◆ RECORD EXCERPTS
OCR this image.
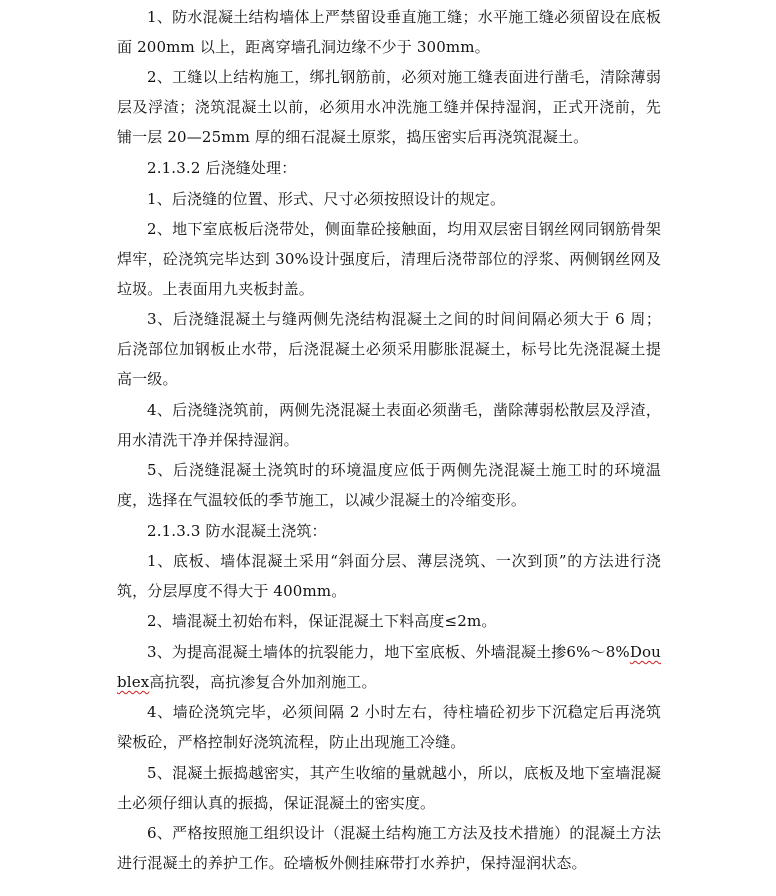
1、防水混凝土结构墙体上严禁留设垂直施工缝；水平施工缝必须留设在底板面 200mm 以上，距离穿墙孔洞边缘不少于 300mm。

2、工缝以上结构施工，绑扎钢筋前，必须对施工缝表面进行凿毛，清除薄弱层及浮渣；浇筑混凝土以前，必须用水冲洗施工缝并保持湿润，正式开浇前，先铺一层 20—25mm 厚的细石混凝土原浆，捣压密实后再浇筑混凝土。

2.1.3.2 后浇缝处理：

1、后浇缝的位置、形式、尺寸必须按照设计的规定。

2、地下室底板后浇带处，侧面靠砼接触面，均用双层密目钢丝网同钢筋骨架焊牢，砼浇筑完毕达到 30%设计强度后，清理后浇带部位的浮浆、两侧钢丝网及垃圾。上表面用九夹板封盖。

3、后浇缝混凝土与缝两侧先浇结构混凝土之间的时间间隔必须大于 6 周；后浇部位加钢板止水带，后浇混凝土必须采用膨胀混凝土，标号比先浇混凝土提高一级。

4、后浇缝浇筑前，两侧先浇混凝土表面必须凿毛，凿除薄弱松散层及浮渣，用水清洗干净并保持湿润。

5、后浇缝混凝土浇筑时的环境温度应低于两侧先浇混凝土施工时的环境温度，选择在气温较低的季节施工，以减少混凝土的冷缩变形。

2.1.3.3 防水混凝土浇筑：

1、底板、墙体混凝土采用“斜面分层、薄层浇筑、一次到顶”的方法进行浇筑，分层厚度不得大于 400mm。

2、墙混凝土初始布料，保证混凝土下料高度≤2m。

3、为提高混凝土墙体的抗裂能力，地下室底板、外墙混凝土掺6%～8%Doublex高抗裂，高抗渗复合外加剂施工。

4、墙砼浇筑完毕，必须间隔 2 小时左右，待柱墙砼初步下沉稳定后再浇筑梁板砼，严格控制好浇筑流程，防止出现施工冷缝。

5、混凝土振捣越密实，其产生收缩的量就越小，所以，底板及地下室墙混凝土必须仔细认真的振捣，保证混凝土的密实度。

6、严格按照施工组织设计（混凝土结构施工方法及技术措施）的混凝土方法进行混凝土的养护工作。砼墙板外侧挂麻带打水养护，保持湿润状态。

◆ DO THIS
Write out every record above exactly as it stands, but leave out the pictures.

◆ CORRECT RESPONSE
OCR this image.
1、防水混凝土结构墙体上严禁留设垂直施工缝；水平施工缝必须留设在底板面 200mm 以上，距离穿墙孔洞边缘不少于 300mm。

2、工缝以上结构施工，绑扎钢筋前，必须对施工缝表面进行凿毛，清除薄弱层及浮渣；浇筑混凝土以前，必须用水冲洗施工缝并保持湿润，正式开浇前，先铺一层 20—25mm 厚的细石混凝土原浆，捣压密实后再浇筑混凝土。

2.1.3.2 后浇缝处理：

1、后浇缝的位置、形式、尺寸必须按照设计的规定。

2、地下室底板后浇带处，侧面靠砼接触面，均用双层密目钢丝网同钢筋骨架焊牢，砼浇筑完毕达到 30%设计强度后，清理后浇带部位的浮浆、两侧钢丝网及垃圾。上表面用九夹板封盖。

3、后浇缝混凝土与缝两侧先浇结构混凝土之间的时间间隔必须大于 6 周；后浇部位加钢板止水带，后浇混凝土必须采用膨胀混凝土，标号比先浇混凝土提高一级。

4、后浇缝浇筑前，两侧先浇混凝土表面必须凿毛，凿除薄弱松散层及浮渣，用水清洗干净并保持湿润。

5、后浇缝混凝土浇筑时的环境温度应低于两侧先浇混凝土施工时的环境温度，选择在气温较低的季节施工，以减少混凝土的冷缩变形。

2.1.3.3 防水混凝土浇筑：

1、底板、墙体混凝土采用“斜面分层、薄层浇筑、一次到顶”的方法进行浇筑，分层厚度不得大于 400mm。

2、墙混凝土初始布料，保证混凝土下料高度≤2m。

3、为提高混凝土墙体的抗裂能力，地下室底板、外墙混凝土掺6%～8%Doublex高抗裂，高抗渗复合外加剂施工。

4、墙砼浇筑完毕，必须间隔 2 小时左右，待柱墙砼初步下沉稳定后再浇筑梁板砼，严格控制好浇筑流程，防止出现施工冷缝。

5、混凝土振捣越密实，其产生收缩的量就越小，所以，底板及地下室墙混凝土必须仔细认真的振捣，保证混凝土的密实度。

6、严格按照施工组织设计（混凝土结构施工方法及技术措施）的混凝土方法进行混凝土的养护工作。砼墙板外侧挂麻带打水养护，保持湿润状态。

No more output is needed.